-- Start Records for processing --

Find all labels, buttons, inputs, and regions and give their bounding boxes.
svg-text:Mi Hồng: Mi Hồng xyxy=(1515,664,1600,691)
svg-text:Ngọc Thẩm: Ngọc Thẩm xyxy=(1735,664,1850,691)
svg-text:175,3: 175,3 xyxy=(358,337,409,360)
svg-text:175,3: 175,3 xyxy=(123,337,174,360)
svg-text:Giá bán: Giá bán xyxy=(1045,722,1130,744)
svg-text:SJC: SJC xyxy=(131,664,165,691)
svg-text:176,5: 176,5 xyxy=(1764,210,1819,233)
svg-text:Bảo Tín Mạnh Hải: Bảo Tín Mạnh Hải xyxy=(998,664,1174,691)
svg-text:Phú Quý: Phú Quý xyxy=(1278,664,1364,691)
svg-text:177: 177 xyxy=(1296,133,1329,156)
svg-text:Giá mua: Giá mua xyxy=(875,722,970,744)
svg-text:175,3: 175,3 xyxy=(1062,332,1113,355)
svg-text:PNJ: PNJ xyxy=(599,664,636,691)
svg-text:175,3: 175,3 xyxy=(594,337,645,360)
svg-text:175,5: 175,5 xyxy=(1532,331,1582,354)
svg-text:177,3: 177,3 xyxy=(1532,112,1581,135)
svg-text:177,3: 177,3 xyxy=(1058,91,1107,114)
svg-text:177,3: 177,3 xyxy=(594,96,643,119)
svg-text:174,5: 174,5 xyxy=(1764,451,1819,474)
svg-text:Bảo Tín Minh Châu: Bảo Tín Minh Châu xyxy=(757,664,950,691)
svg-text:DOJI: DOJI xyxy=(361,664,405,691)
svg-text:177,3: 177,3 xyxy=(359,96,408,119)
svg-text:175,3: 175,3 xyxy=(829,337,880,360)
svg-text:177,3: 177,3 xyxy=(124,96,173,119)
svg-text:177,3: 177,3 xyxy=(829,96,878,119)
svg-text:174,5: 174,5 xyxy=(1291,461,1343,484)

-- End Records for processing --

» What is asked: Please reproduce every item above word for word, with each line unchanged and in the same order.

» Solution:
Find all labels, buttons, inputs, and regions and give their bounding boxes.
svg-text:Mi Hồng: Mi Hồng xyxy=(1515,664,1600,691)
svg-text:Ngọc Thẩm: Ngọc Thẩm xyxy=(1735,664,1850,691)
svg-text:175,3: 175,3 xyxy=(358,337,409,360)
svg-text:175,3: 175,3 xyxy=(123,337,174,360)
svg-text:Giá bán: Giá bán xyxy=(1045,722,1130,744)
svg-text:SJC: SJC xyxy=(131,664,165,691)
svg-text:176,5: 176,5 xyxy=(1764,210,1819,233)
svg-text:Bảo Tín Mạnh Hải: Bảo Tín Mạnh Hải xyxy=(998,664,1174,691)
svg-text:Phú Quý: Phú Quý xyxy=(1278,664,1364,691)
svg-text:177: 177 xyxy=(1296,133,1329,156)
svg-text:Giá mua: Giá mua xyxy=(875,722,970,744)
svg-text:175,3: 175,3 xyxy=(1062,332,1113,355)
svg-text:PNJ: PNJ xyxy=(599,664,636,691)
svg-text:175,3: 175,3 xyxy=(594,337,645,360)
svg-text:175,5: 175,5 xyxy=(1532,331,1582,354)
svg-text:177,3: 177,3 xyxy=(1532,112,1581,135)
svg-text:177,3: 177,3 xyxy=(1058,91,1107,114)
svg-text:177,3: 177,3 xyxy=(594,96,643,119)
svg-text:174,5: 174,5 xyxy=(1764,451,1819,474)
svg-text:Bảo Tín Minh Châu: Bảo Tín Minh Châu xyxy=(757,664,950,691)
svg-text:DOJI: DOJI xyxy=(361,664,405,691)
svg-text:177,3: 177,3 xyxy=(359,96,408,119)
svg-text:175,3: 175,3 xyxy=(829,337,880,360)
svg-text:177,3: 177,3 xyxy=(124,96,173,119)
svg-text:177,3: 177,3 xyxy=(829,96,878,119)
svg-text:174,5: 174,5 xyxy=(1291,461,1343,484)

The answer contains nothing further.